** What is asked **
Search the data below for "this"; list each line that holds it.

[BEGIN Data entries]

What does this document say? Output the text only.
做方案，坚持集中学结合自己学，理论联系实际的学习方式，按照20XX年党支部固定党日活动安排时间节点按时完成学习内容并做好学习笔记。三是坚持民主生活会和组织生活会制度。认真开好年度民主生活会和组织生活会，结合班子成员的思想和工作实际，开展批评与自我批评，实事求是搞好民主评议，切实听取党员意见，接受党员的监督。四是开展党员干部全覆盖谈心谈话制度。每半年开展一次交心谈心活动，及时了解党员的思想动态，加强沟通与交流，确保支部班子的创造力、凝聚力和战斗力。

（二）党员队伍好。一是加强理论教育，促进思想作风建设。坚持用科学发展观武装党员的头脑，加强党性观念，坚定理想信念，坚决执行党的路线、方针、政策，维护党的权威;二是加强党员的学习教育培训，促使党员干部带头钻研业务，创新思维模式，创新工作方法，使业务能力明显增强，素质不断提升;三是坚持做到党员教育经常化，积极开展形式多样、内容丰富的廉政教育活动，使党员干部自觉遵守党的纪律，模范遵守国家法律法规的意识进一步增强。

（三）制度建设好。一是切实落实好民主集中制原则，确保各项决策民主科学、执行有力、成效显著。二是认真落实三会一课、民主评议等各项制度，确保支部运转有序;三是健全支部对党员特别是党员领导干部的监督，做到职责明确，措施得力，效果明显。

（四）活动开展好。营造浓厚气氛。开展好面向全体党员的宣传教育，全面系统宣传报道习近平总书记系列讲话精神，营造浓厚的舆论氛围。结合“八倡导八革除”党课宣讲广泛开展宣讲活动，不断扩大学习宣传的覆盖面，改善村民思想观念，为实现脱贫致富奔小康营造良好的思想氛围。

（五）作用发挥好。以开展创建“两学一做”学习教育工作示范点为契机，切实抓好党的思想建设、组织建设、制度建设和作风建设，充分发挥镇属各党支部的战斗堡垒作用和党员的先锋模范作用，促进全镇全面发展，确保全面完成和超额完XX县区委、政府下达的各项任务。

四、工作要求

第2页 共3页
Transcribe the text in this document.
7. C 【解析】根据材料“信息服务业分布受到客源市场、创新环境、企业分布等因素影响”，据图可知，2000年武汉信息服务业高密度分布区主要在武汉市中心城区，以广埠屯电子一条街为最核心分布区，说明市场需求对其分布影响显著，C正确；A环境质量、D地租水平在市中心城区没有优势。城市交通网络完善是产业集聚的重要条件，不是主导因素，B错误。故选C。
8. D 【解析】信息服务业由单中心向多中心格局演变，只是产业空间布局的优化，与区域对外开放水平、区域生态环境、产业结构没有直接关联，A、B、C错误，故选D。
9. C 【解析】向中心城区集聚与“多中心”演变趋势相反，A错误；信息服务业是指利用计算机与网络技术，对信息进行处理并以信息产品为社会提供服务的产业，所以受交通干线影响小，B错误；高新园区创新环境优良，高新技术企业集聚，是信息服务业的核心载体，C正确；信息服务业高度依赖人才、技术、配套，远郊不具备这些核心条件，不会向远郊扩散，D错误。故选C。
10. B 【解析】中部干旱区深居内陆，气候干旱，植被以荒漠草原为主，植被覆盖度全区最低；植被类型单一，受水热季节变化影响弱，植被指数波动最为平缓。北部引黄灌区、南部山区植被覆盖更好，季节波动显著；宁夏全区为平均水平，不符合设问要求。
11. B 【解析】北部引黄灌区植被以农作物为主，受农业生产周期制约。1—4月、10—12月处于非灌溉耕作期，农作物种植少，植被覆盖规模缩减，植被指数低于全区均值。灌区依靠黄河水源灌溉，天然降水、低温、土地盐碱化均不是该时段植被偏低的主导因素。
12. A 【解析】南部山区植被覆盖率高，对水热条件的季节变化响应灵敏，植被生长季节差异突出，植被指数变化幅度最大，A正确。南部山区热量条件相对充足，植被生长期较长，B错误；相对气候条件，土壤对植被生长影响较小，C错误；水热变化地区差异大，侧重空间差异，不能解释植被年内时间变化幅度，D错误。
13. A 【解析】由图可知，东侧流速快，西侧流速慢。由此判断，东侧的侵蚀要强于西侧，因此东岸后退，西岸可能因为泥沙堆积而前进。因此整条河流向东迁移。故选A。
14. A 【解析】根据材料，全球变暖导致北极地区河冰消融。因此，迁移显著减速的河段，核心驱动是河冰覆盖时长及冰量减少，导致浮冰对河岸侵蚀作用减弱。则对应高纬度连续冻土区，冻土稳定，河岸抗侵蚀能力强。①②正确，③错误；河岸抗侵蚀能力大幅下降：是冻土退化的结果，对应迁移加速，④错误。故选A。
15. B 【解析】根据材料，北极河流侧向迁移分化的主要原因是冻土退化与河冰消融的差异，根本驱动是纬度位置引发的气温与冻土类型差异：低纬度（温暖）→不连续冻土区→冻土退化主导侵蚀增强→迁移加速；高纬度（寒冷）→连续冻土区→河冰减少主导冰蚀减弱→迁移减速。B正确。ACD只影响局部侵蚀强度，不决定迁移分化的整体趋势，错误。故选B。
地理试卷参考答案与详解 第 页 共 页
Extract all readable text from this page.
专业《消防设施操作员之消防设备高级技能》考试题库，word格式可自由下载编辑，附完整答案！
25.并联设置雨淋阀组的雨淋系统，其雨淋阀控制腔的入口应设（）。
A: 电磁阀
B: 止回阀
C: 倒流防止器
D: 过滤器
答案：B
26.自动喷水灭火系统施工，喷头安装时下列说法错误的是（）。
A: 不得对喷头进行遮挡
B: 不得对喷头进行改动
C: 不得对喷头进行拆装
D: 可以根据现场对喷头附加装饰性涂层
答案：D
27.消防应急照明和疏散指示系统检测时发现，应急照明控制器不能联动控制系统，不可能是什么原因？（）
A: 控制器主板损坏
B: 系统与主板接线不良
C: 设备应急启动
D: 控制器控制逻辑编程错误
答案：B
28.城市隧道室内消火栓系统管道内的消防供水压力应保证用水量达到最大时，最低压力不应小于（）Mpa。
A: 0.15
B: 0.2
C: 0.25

[END Data entries]

** Solved exercise **
What does this document say? Output the text only.
Transcribe the text in this document.
Extract all readable text from this page.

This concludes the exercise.